## BEGIN

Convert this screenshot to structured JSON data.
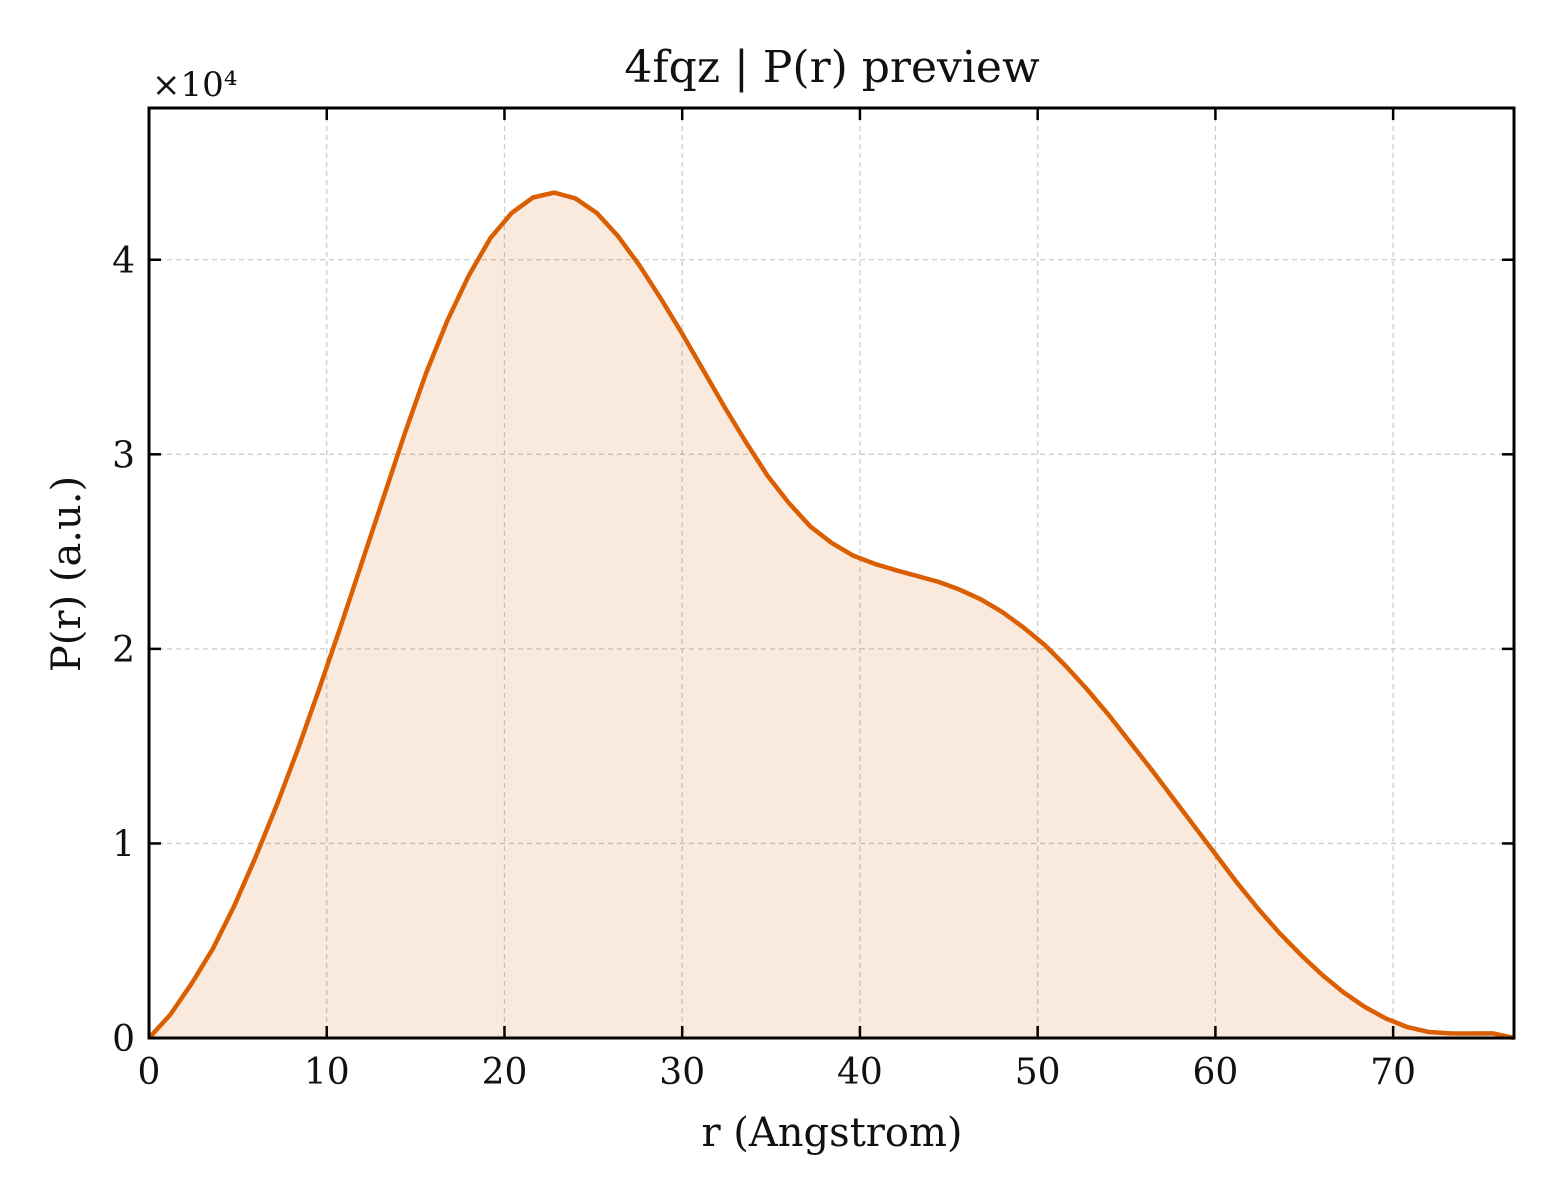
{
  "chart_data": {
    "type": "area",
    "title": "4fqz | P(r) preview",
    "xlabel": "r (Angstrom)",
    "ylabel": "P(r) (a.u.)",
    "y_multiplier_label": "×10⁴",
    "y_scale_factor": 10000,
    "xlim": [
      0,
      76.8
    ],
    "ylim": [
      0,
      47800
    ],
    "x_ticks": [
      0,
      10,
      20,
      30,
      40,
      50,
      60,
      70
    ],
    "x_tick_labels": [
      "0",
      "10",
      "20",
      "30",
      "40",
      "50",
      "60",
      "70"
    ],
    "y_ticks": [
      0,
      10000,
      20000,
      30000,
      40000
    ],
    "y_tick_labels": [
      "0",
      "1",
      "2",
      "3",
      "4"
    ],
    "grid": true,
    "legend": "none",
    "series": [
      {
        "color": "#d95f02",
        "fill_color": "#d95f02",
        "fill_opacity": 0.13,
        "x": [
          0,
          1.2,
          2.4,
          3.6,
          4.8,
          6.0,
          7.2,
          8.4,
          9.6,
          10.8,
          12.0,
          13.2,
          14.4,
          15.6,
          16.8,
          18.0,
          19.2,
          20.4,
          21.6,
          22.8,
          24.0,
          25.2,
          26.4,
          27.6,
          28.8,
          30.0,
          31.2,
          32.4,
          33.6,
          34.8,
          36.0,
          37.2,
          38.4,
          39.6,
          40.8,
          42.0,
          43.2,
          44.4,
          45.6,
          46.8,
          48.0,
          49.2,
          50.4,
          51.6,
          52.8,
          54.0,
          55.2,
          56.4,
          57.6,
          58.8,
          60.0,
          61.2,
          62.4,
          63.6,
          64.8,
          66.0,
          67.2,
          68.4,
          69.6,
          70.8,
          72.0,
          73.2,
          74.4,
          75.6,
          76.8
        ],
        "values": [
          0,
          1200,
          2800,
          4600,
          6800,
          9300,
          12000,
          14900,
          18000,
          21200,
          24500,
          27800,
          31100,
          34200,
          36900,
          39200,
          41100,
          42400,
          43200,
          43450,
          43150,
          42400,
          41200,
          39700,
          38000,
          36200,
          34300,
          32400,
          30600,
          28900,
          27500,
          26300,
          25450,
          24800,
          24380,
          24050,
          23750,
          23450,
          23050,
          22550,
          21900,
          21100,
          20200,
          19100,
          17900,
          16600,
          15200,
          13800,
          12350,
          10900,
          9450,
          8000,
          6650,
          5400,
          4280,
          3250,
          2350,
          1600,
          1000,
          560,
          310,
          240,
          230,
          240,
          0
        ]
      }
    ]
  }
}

## END

GIVEN EXERCISE.
Please repeat the entries exactly. Do not include the pictures.

TASK RESULT.
Convert this screenshot to structured JSON data.
{
  "chart_data": {
    "type": "area",
    "title": "4fqz | P(r) preview",
    "xlabel": "r (Angstrom)",
    "ylabel": "P(r) (a.u.)",
    "y_multiplier_label": "×10⁴",
    "y_scale_factor": 10000,
    "xlim": [
      0,
      76.8
    ],
    "ylim": [
      0,
      47800
    ],
    "x_ticks": [
      0,
      10,
      20,
      30,
      40,
      50,
      60,
      70
    ],
    "x_tick_labels": [
      "0",
      "10",
      "20",
      "30",
      "40",
      "50",
      "60",
      "70"
    ],
    "y_ticks": [
      0,
      10000,
      20000,
      30000,
      40000
    ],
    "y_tick_labels": [
      "0",
      "1",
      "2",
      "3",
      "4"
    ],
    "grid": true,
    "legend": "none",
    "series": [
      {
        "color": "#d95f02",
        "fill_color": "#d95f02",
        "fill_opacity": 0.13,
        "x": [
          0,
          1.2,
          2.4,
          3.6,
          4.8,
          6.0,
          7.2,
          8.4,
          9.6,
          10.8,
          12.0,
          13.2,
          14.4,
          15.6,
          16.8,
          18.0,
          19.2,
          20.4,
          21.6,
          22.8,
          24.0,
          25.2,
          26.4,
          27.6,
          28.8,
          30.0,
          31.2,
          32.4,
          33.6,
          34.8,
          36.0,
          37.2,
          38.4,
          39.6,
          40.8,
          42.0,
          43.2,
          44.4,
          45.6,
          46.8,
          48.0,
          49.2,
          50.4,
          51.6,
          52.8,
          54.0,
          55.2,
          56.4,
          57.6,
          58.8,
          60.0,
          61.2,
          62.4,
          63.6,
          64.8,
          66.0,
          67.2,
          68.4,
          69.6,
          70.8,
          72.0,
          73.2,
          74.4,
          75.6,
          76.8
        ],
        "values": [
          0,
          1200,
          2800,
          4600,
          6800,
          9300,
          12000,
          14900,
          18000,
          21200,
          24500,
          27800,
          31100,
          34200,
          36900,
          39200,
          41100,
          42400,
          43200,
          43450,
          43150,
          42400,
          41200,
          39700,
          38000,
          36200,
          34300,
          32400,
          30600,
          28900,
          27500,
          26300,
          25450,
          24800,
          24380,
          24050,
          23750,
          23450,
          23050,
          22550,
          21900,
          21100,
          20200,
          19100,
          17900,
          16600,
          15200,
          13800,
          12350,
          10900,
          9450,
          8000,
          6650,
          5400,
          4280,
          3250,
          2350,
          1600,
          1000,
          560,
          310,
          240,
          230,
          240,
          0
        ]
      }
    ]
  }
}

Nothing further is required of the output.